Problem requirements >>
Reproduce the whole listing, character for character.

Raw records >>
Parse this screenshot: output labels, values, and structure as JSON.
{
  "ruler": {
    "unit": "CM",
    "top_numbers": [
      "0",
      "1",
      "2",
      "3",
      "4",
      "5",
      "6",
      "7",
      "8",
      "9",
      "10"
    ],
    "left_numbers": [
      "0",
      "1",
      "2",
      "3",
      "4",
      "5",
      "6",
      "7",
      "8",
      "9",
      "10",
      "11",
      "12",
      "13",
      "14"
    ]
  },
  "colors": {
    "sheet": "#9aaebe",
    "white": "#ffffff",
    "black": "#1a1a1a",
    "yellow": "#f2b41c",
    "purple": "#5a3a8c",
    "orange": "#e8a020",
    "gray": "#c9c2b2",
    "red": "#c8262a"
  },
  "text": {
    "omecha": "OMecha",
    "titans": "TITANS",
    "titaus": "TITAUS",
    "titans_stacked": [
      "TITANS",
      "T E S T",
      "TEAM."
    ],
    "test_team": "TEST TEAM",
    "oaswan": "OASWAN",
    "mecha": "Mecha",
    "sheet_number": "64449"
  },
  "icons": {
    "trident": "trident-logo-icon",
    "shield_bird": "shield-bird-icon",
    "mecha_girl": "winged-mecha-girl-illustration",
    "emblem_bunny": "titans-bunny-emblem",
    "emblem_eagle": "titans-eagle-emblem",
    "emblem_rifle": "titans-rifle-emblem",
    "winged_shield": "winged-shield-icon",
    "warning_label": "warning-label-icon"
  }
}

Full answer >>
Parse this screenshot: output labels, values, and structure as JSON.
{
  "ruler": {
    "unit": "CM",
    "top_numbers": [
      "0",
      "1",
      "2",
      "3",
      "4",
      "5",
      "6",
      "7",
      "8",
      "9",
      "10"
    ],
    "left_numbers": [
      "0",
      "1",
      "2",
      "3",
      "4",
      "5",
      "6",
      "7",
      "8",
      "9",
      "10",
      "11",
      "12",
      "13",
      "14"
    ]
  },
  "colors": {
    "sheet": "#9aaebe",
    "white": "#ffffff",
    "black": "#1a1a1a",
    "yellow": "#f2b41c",
    "purple": "#5a3a8c",
    "orange": "#e8a020",
    "gray": "#c9c2b2",
    "red": "#c8262a"
  },
  "text": {
    "omecha": "OMecha",
    "titans": "TITANS",
    "titaus": "TITAUS",
    "titans_stacked": [
      "TITANS",
      "T E S T",
      "TEAM."
    ],
    "test_team": "TEST TEAM",
    "oaswan": "OASWAN",
    "mecha": "Mecha",
    "sheet_number": "64449"
  },
  "icons": {
    "trident": "trident-logo-icon",
    "shield_bird": "shield-bird-icon",
    "mecha_girl": "winged-mecha-girl-illustration",
    "emblem_bunny": "titans-bunny-emblem",
    "emblem_eagle": "titans-eagle-emblem",
    "emblem_rifle": "titans-rifle-emblem",
    "winged_shield": "winged-shield-icon",
    "warning_label": "warning-label-icon"
  }
}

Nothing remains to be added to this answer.